— Problem details —
For each line below that includes the word "zawartej", make a copy.

Saved entries
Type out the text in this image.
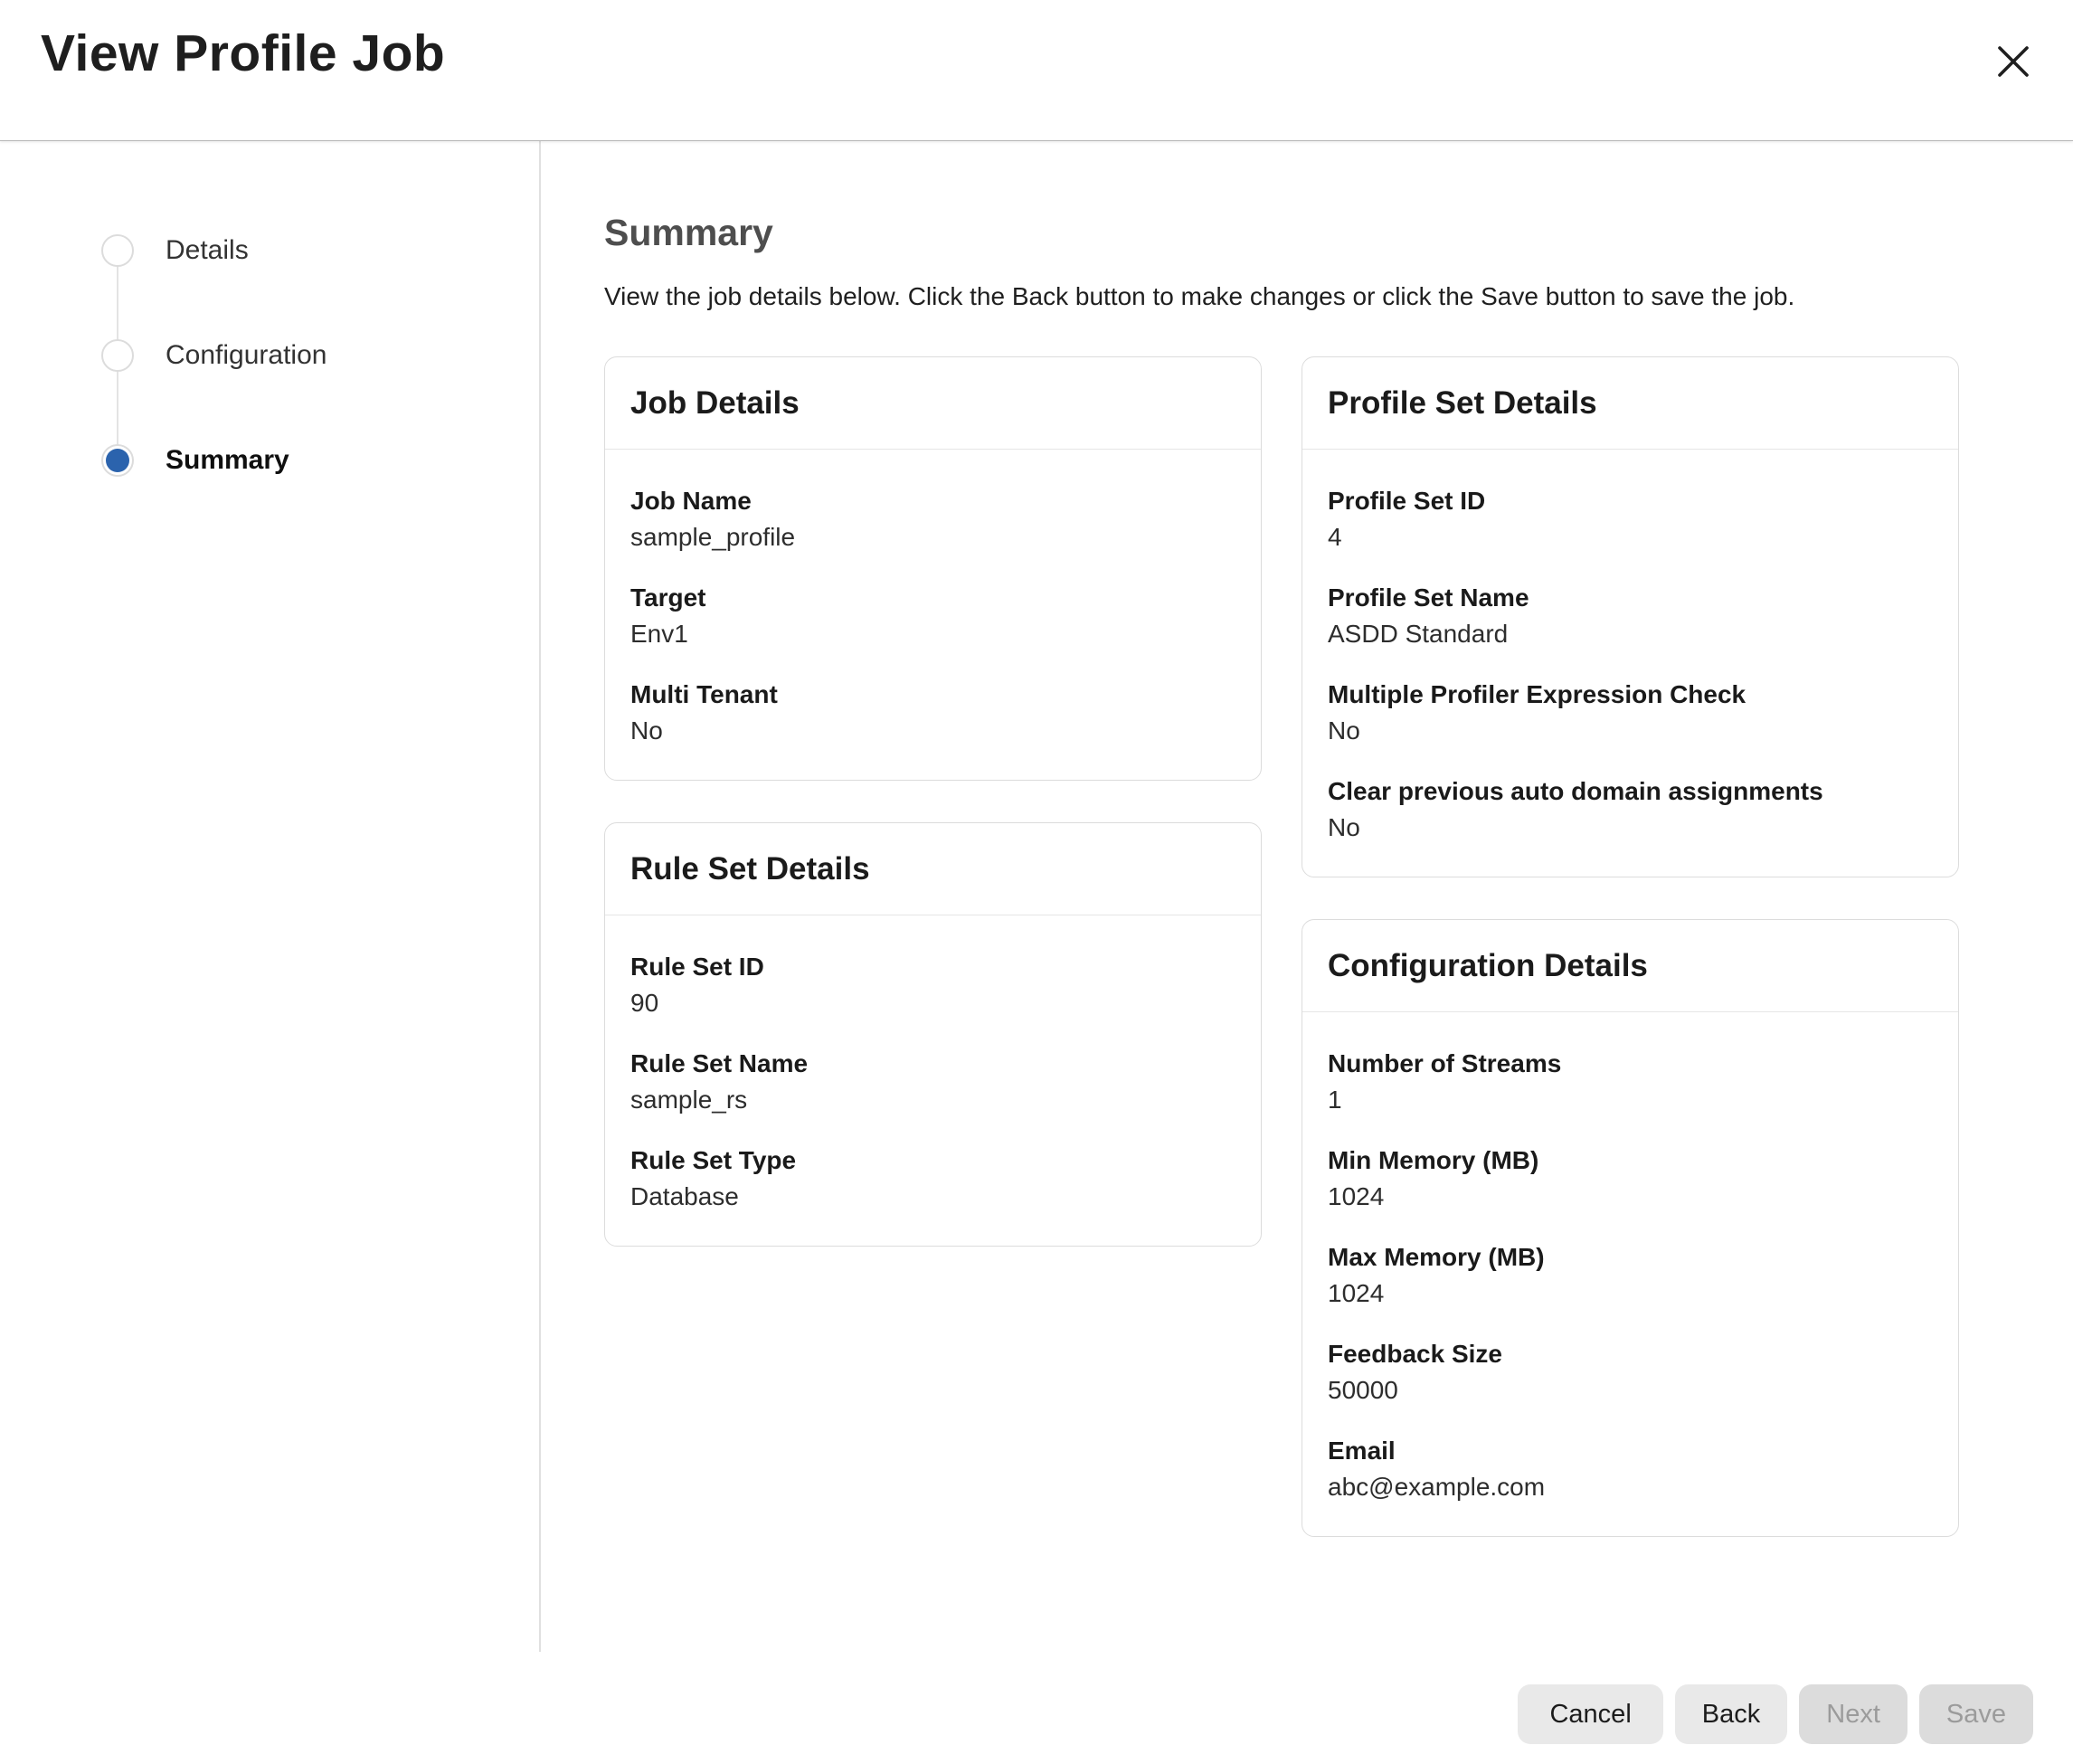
View Profile Job
Details
Configuration
Summary
Summary

View the job details below. Click the Back button to make changes or click the Save button to save the job.

Job Details
Job Name
sample_profile
Target
Env1
Multi Tenant
No
Rule Set Details
Rule Set ID
90
Rule Set Name
sample_rs
Rule Set Type
Database
Profile Set Details
Profile Set ID
4
Profile Set Name
ASDD Standard
Multiple Profiler Expression Check
No
Clear previous auto domain assignments
No
Configuration Details
Number of Streams
1
Min Memory (MB)
1024
Max Memory (MB)
1024
Feedback Size
50000
Email
abc@example.com
Cancel	Back	Next	Save
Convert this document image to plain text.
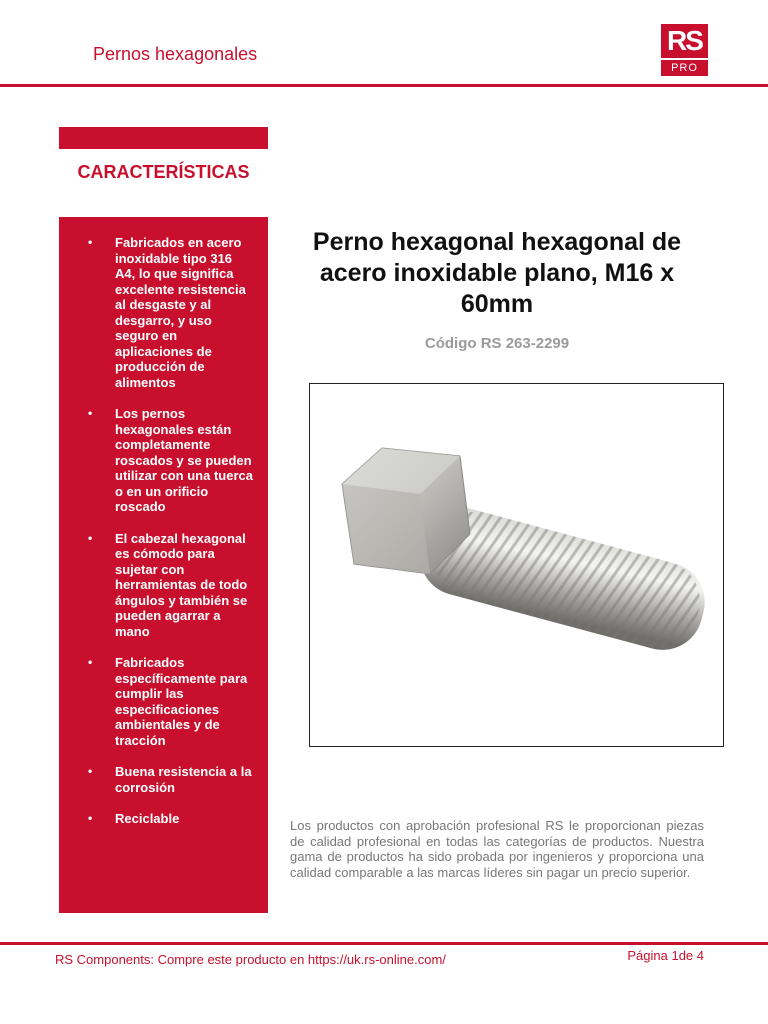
Pernos hexagonales	RS
PRO
CARACTERÍSTICAS
• Fabricados en acero inoxidable tipo 316 A4, lo que significa excelente resistencia al desgaste y al desgarro, y uso seguro en aplicaciones de producción de alimentos
• Los pernos hexagonales están completamente roscados y se pueden utilizar con una tuerca o en un orificio roscado
• El cabezal hexagonal es cómodo para sujetar con herramientas de todo ángulos y también se pueden agarrar a mano
• Fabricados específicamente para cumplir las especificaciones ambientales y de tracción
• Buena resistencia a la corrosión
• Reciclable
Perno hexagonal hexagonal de acero inoxidable plano, M16 x 60mm
Código RS 263-2299
Los productos con aprobación profesional RS le proporcionan piezas de calidad profesional en todas las categorías de productos. Nuestra gama de productos ha sido probada por ingenieros y proporciona una calidad comparable a las marcas líderes sin pagar un precio superior.
RS Components: Compre este producto en https://uk.rs-online.com/	Página 1de 4
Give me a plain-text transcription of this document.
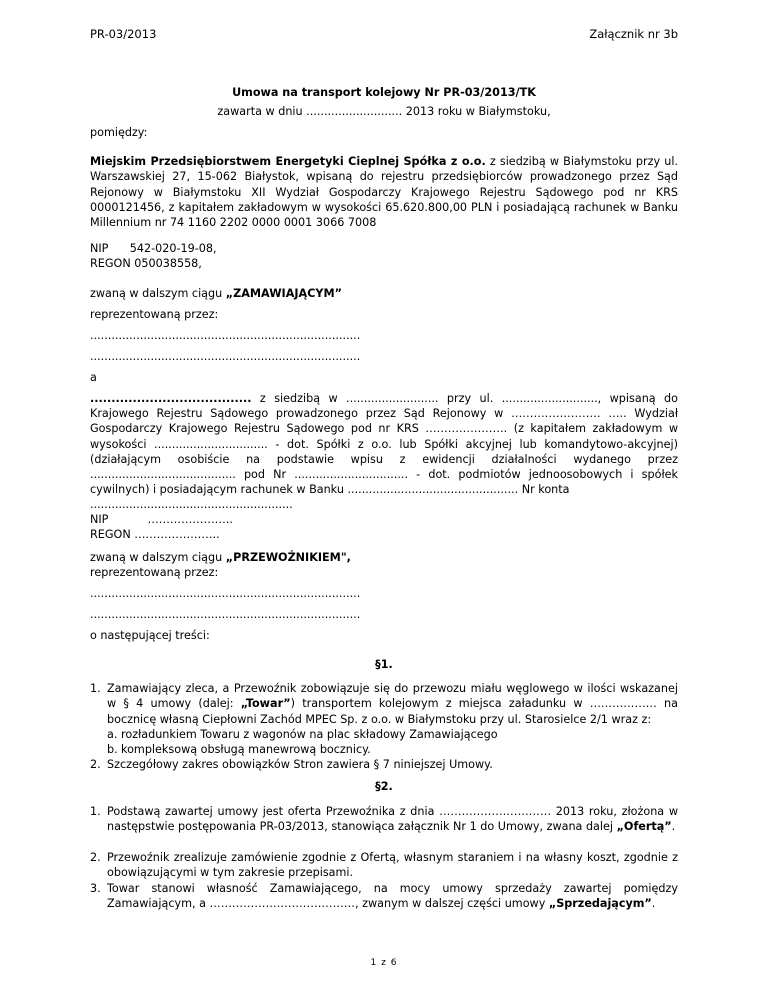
PR-03/2013	Załącznik nr 3b
Umowa na transport kolejowy Nr PR-03/2013/TK
zawarta w dniu ........................... 2013 roku w Białymstoku,
pomiędzy:
Miejskim Przedsiębiorstwem Energetyki Cieplnej Spółka z o.o. z siedzibą w Białymstoku przy ul. Warszawskiej 27, 15-062 Białystok, wpisaną do rejestru przedsiębiorców prowadzonego przez Sąd Rejonowy w Białymstoku XII Wydział Gospodarczy Krajowego Rejestru Sądowego pod nr KRS 0000121456, z kapitałem zakładowym w wysokości 65.620.800,00 PLN i posiadającą rachunek w Banku Millennium nr 74 1160 2202 0000 0001 3066 7008
NIP      542-020-19-08,
REGON 050038558,
zwaną w dalszym ciągu „ZAMAWIAJĄCYM”
reprezentowaną przez:
............................................................................
............................................................................
a
...................................... z siedzibą w .......................... przy ul. ..........................., wpisaną do
Krajowego Rejestru Sądowego prowadzonego przez Sąd Rejonowy w …………………… ….. Wydział Gospodarczy Krajowego Rejestru Sądowego pod nr KRS …………………. (z kapitałem zakładowym w wysokości ................................ - dot. Spółki z o.o. lub Spółki akcyjnej lub komandytowo-akcyjnej) (działającym osobiście na podstawie wpisu z ewidencji działalności wydanego przez ......................................... pod Nr ................................ - dot. podmiotów jednoosobowych i spółek cywilnych) i posiadającym rachunek w Banku ................................................ Nr konta
.........................................................
NIP           …………………..
REGON …………………..
zwaną w dalszym ciągu „PRZEWOŹNIKIEM",
reprezentowaną przez:
............................................................................
............................................................................
o następującej treści:
§1.
1. Zamawiający zleca, a Przewoźnik zobowiązuje się do przewozu miału węglowego w ilości wskazanej w § 4 umowy (dalej: „Towar”) transportem kolejowym z miejsca załadunku w ……………… na bocznicę własną Ciepłowni Zachód MPEC Sp. z o.o. w Białymstoku przy ul. Starosielce 2/1 wraz z:
a. rozładunkiem Towaru z wagonów na plac składowy Zamawiającego
b. kompleksową obsługą manewrową bocznicy.
2. Szczegółowy zakres obowiązków Stron zawiera § 7 niniejszej Umowy.
§2.
1. Podstawą zawartej umowy jest oferta Przewoźnika z dnia ………………………… 2013 roku, złożona w następstwie postępowania PR-03/2013, stanowiąca załącznik Nr 1 do Umowy, zwana dalej „Ofertą”.
2. Przewoźnik zrealizuje zamówienie zgodnie z Ofertą, własnym staraniem i na własny koszt, zgodnie z obowiązującymi w tym zakresie przepisami.
3. Towar stanowi własność Zamawiającego, na mocy umowy sprzedaży zawartej pomiędzy Zamawiającym, a …………………………………, zwanym w dalszej części umowy „Sprzedającym”.
1 z 6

— Complete answer —
1. Podstawą zawartej umowy jest oferta Przewoźnika z dnia ………………………… 2013 roku, złożona w następstwie postępowania PR-03/2013, stanowiąca załącznik Nr 1 do Umowy, zwana dalej „Ofertą”.
3. Towar stanowi własność Zamawiającego, na mocy umowy sprzedaży zawartej pomiędzy Zamawiającym, a …………………………………, zwanym w dalszej części umowy „Sprzedającym”.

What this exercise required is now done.